→ **TASK INSTRUCTIONS**:
Output all the material that follows, exactly as given.

>>>>>

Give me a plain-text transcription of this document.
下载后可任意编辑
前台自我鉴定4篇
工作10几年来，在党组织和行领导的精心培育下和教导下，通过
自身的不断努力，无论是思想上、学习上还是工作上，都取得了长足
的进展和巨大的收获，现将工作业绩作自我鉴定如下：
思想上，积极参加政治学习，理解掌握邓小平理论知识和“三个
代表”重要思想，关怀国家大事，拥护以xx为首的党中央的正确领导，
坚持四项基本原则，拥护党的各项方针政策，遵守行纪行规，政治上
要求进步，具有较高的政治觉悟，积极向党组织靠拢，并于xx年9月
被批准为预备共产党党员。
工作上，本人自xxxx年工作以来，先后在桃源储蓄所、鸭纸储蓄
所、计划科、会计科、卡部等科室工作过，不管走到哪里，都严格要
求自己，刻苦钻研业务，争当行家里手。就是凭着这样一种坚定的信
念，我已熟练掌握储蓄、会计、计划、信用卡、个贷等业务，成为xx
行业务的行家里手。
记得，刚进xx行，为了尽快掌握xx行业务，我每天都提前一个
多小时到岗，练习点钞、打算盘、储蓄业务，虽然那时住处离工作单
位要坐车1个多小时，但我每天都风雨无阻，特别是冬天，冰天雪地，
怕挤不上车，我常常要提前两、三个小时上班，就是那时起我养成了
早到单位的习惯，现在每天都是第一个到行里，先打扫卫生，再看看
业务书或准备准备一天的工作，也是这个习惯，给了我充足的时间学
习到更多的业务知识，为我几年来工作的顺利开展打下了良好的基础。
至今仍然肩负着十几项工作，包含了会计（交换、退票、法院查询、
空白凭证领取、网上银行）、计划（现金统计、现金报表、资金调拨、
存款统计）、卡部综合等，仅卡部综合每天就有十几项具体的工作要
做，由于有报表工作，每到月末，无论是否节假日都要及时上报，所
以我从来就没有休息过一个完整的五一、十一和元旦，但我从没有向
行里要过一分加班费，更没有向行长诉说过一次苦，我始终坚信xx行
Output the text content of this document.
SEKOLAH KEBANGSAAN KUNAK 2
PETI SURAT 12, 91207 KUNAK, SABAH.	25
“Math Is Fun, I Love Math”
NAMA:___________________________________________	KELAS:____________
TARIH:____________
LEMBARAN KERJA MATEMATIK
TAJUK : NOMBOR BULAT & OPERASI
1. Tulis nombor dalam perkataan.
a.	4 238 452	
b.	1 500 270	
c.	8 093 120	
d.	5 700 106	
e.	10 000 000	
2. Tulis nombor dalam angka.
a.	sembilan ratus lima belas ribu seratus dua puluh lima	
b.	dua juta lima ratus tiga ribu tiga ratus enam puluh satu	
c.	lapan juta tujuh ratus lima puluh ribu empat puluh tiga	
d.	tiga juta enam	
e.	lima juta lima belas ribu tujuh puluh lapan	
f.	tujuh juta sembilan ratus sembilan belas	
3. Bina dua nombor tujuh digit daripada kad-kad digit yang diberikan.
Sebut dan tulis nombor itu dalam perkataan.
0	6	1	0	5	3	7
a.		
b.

<<<<<

→ **RESPONSE**:
Give me a plain-text transcription of this document.
下载后可任意编辑
前台自我鉴定4篇
工作10几年来，在党组织和行领导的精心培育下和教导下，通过
自身的不断努力，无论是思想上、学习上还是工作上，都取得了长足
的进展和巨大的收获，现将工作业绩作自我鉴定如下：
思想上，积极参加政治学习，理解掌握邓小平理论知识和“三个
代表”重要思想，关怀国家大事，拥护以xx为首的党中央的正确领导，
坚持四项基本原则，拥护党的各项方针政策，遵守行纪行规，政治上
要求进步，具有较高的政治觉悟，积极向党组织靠拢，并于xx年9月
被批准为预备共产党党员。
工作上，本人自xxxx年工作以来，先后在桃源储蓄所、鸭纸储蓄
所、计划科、会计科、卡部等科室工作过，不管走到哪里，都严格要
求自己，刻苦钻研业务，争当行家里手。就是凭着这样一种坚定的信
念，我已熟练掌握储蓄、会计、计划、信用卡、个贷等业务，成为xx
行业务的行家里手。
记得，刚进xx行，为了尽快掌握xx行业务，我每天都提前一个
多小时到岗，练习点钞、打算盘、储蓄业务，虽然那时住处离工作单
位要坐车1个多小时，但我每天都风雨无阻，特别是冬天，冰天雪地，
怕挤不上车，我常常要提前两、三个小时上班，就是那时起我养成了
早到单位的习惯，现在每天都是第一个到行里，先打扫卫生，再看看
业务书或准备准备一天的工作，也是这个习惯，给了我充足的时间学
习到更多的业务知识，为我几年来工作的顺利开展打下了良好的基础。
至今仍然肩负着十几项工作，包含了会计（交换、退票、法院查询、
空白凭证领取、网上银行）、计划（现金统计、现金报表、资金调拨、
存款统计）、卡部综合等，仅卡部综合每天就有十几项具体的工作要
做，由于有报表工作，每到月末，无论是否节假日都要及时上报，所
以我从来就没有休息过一个完整的五一、十一和元旦，但我从没有向
行里要过一分加班费，更没有向行长诉说过一次苦，我始终坚信xx行
Output the text content of this document.
SEKOLAH KEBANGSAAN KUNAK 2
PETI SURAT 12, 91207 KUNAK, SABAH.	25
“Math Is Fun, I Love Math”
NAMA:___________________________________________	KELAS:____________
TARIH:____________
LEMBARAN KERJA MATEMATIK
TAJUK : NOMBOR BULAT & OPERASI
1. Tulis nombor dalam perkataan.
a.	4 238 452	
b.	1 500 270	
c.	8 093 120	
d.	5 700 106	
e.	10 000 000	
2. Tulis nombor dalam angka.
a.	sembilan ratus lima belas ribu seratus dua puluh lima	
b.	dua juta lima ratus tiga ribu tiga ratus enam puluh satu	
c.	lapan juta tujuh ratus lima puluh ribu empat puluh tiga	
d.	tiga juta enam	
e.	lima juta lima belas ribu tujuh puluh lapan	
f.	tujuh juta sembilan ratus sembilan belas	
3. Bina dua nombor tujuh digit daripada kad-kad digit yang diberikan.
Sebut dan tulis nombor itu dalam perkataan.
0	6	1	0	5	3	7
a.		
b.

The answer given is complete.